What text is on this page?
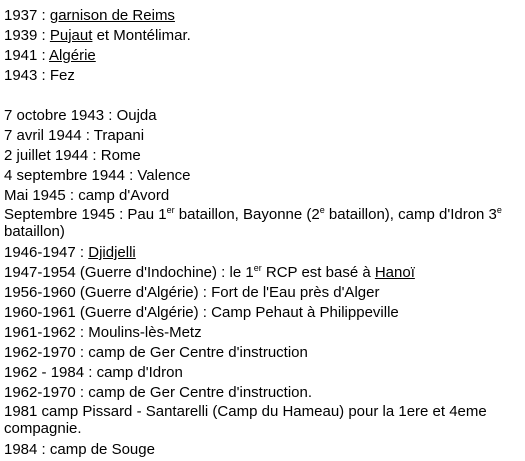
1937 : garnison de Reims
1939 : Pujaut et Montélimar.
1941 : Algérie
1943 : Fez
7 octobre 1943 : Oujda
7 avril 1944 : Trapani
2 juillet 1944 : Rome
4 septembre 1944 : Valence
Mai 1945 : camp d'Avord
Septembre 1945 : Pau 1er bataillon, Bayonne (2e bataillon), camp d'Idron 3e bataillon)
1946-1947 : Djidjelli
1947-1954 (Guerre d'Indochine) : le 1er RCP est basé à Hanoï
1956-1960 (Guerre d'Algérie) : Fort de l'Eau près d'Alger
1960-1961 (Guerre d'Algérie) : Camp Pehaut à Philippeville
1961-1962 : Moulins-lès-Metz
1962-1970 : camp de Ger Centre d'instruction
1962 - 1984 : camp d'Idron
1962-1970 : camp de Ger Centre d'instruction.
1981 camp Pissard - Santarelli (Camp du Hameau) pour la 1ere et 4eme compagnie.
1984 : camp de Souge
━━━━━━━━
# [What you need to do]
Omitting all images, print the listing exactly.

# [Response below]
What text is on this page?
1937 : garnison de Reims
1939 : Pujaut et Montélimar.
1941 : Algérie
1943 : Fez
7 octobre 1943 : Oujda
7 avril 1944 : Trapani
2 juillet 1944 : Rome
4 septembre 1944 : Valence
Mai 1945 : camp d'Avord
Septembre 1945 : Pau 1er bataillon, Bayonne (2e bataillon), camp d'Idron 3e bataillon)
1946-1947 : Djidjelli
1947-1954 (Guerre d'Indochine) : le 1er RCP est basé à Hanoï
1956-1960 (Guerre d'Algérie) : Fort de l'Eau près d'Alger
1960-1961 (Guerre d'Algérie) : Camp Pehaut à Philippeville
1961-1962 : Moulins-lès-Metz
1962-1970 : camp de Ger Centre d'instruction
1962 - 1984 : camp d'Idron
1962-1970 : camp de Ger Centre d'instruction.
1981 camp Pissard - Santarelli (Camp du Hameau) pour la 1ere et 4eme compagnie.
1984 : camp de Souge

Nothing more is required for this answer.